## PROMPT:
For every line in the records that has the word "data", make a copy.

## ENTRIES:
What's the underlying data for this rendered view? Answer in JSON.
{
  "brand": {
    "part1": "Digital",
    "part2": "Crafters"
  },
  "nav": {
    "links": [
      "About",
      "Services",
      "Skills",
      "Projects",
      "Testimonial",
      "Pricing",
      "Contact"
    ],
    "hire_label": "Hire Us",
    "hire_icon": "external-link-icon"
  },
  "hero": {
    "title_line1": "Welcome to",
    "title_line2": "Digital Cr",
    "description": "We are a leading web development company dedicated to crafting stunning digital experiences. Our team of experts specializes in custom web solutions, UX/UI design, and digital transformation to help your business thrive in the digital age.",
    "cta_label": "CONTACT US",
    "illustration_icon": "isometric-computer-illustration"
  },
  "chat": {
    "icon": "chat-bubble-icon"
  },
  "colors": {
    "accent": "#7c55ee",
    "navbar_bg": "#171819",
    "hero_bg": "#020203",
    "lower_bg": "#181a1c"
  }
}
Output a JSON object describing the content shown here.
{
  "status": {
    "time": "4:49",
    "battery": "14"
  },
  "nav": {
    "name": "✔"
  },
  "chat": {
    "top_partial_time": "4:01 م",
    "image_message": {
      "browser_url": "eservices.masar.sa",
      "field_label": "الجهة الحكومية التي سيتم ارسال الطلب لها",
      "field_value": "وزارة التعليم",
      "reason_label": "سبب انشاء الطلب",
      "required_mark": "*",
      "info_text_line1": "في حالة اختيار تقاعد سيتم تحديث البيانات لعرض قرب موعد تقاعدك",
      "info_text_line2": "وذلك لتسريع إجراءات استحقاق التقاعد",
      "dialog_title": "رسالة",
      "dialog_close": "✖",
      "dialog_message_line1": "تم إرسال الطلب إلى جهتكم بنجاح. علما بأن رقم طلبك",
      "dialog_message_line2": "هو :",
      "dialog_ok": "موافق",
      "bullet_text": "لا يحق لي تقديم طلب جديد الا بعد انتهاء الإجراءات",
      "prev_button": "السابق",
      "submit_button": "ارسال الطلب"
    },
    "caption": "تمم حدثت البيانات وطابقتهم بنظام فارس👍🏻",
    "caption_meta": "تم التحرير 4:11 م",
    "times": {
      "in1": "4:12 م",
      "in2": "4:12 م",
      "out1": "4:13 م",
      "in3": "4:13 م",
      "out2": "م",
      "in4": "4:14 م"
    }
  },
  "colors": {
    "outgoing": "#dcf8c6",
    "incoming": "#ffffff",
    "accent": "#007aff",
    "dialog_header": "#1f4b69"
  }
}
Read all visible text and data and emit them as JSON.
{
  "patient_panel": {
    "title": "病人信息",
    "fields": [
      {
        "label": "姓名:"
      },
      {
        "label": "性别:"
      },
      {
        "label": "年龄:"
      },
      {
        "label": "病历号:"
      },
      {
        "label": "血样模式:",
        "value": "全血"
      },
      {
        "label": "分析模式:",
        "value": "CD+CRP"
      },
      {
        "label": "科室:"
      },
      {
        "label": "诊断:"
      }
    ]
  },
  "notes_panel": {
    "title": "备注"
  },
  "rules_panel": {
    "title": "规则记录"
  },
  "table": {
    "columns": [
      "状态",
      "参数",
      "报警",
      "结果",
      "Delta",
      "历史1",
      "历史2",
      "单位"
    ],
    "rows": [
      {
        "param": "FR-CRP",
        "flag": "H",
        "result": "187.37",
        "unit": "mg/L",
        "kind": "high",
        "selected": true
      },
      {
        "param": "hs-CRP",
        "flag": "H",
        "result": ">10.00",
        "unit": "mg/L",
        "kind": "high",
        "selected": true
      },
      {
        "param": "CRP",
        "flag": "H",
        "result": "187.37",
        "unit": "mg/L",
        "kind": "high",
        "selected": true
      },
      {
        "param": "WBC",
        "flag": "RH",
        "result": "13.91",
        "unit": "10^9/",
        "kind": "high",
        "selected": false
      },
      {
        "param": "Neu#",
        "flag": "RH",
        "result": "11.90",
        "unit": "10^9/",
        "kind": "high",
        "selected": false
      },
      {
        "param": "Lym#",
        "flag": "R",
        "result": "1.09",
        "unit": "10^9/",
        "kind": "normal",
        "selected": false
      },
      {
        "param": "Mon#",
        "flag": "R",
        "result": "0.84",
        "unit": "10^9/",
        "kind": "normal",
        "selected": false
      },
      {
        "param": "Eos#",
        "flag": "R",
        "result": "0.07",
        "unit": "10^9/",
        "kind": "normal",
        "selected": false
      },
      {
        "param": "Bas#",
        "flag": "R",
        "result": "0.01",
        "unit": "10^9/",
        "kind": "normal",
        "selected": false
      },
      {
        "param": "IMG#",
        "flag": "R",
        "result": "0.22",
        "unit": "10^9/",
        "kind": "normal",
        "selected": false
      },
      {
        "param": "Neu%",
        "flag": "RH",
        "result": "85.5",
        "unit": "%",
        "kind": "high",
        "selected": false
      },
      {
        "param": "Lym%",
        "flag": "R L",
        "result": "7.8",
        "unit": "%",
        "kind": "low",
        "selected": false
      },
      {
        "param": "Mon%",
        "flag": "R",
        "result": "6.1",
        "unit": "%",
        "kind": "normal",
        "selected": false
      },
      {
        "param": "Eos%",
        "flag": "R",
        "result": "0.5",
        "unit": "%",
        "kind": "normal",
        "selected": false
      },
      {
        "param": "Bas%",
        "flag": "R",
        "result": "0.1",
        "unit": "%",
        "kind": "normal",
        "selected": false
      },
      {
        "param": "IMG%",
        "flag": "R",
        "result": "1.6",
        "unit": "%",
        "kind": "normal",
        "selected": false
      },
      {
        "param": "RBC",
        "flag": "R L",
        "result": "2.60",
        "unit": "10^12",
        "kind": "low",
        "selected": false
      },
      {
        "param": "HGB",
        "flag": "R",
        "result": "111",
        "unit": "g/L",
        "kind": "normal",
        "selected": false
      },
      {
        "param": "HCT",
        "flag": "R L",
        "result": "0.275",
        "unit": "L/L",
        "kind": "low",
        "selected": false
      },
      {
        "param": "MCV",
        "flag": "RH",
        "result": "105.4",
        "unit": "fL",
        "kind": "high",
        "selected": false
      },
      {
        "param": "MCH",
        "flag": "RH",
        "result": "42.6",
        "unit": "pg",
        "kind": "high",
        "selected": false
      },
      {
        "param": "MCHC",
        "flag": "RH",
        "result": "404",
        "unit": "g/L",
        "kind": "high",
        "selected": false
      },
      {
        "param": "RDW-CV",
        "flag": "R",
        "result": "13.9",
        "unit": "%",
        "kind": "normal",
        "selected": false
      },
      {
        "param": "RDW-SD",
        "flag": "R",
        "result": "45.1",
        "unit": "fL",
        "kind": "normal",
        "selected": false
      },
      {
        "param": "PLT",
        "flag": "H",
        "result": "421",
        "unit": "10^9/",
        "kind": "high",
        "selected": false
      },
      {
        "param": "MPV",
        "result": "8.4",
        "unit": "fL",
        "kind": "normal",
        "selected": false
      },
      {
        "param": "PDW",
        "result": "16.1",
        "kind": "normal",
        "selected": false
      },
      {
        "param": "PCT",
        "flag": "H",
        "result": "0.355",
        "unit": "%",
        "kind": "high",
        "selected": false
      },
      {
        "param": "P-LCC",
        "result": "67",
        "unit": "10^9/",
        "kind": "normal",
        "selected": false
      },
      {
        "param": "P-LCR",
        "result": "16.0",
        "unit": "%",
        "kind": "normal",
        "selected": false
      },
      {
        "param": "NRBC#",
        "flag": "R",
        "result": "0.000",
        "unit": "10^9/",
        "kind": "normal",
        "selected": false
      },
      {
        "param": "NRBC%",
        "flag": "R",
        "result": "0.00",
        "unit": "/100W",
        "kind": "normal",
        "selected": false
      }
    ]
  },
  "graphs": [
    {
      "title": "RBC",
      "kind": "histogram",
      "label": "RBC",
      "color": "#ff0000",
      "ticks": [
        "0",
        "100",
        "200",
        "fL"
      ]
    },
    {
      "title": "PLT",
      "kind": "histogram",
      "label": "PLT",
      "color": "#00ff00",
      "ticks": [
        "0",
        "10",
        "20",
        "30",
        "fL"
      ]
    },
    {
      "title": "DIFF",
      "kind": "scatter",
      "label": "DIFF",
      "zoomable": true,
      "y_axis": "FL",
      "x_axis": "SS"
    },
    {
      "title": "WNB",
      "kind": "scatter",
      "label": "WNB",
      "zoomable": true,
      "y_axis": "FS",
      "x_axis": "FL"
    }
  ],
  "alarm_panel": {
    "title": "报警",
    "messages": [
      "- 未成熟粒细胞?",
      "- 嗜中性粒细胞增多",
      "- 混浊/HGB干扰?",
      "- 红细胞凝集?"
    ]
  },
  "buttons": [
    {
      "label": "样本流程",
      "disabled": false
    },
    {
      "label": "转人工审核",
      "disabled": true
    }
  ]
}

## EXERCISE ANSWER:
What's the underlying data for this rendered view? Answer in JSON.
Read all visible text and data and emit them as JSON.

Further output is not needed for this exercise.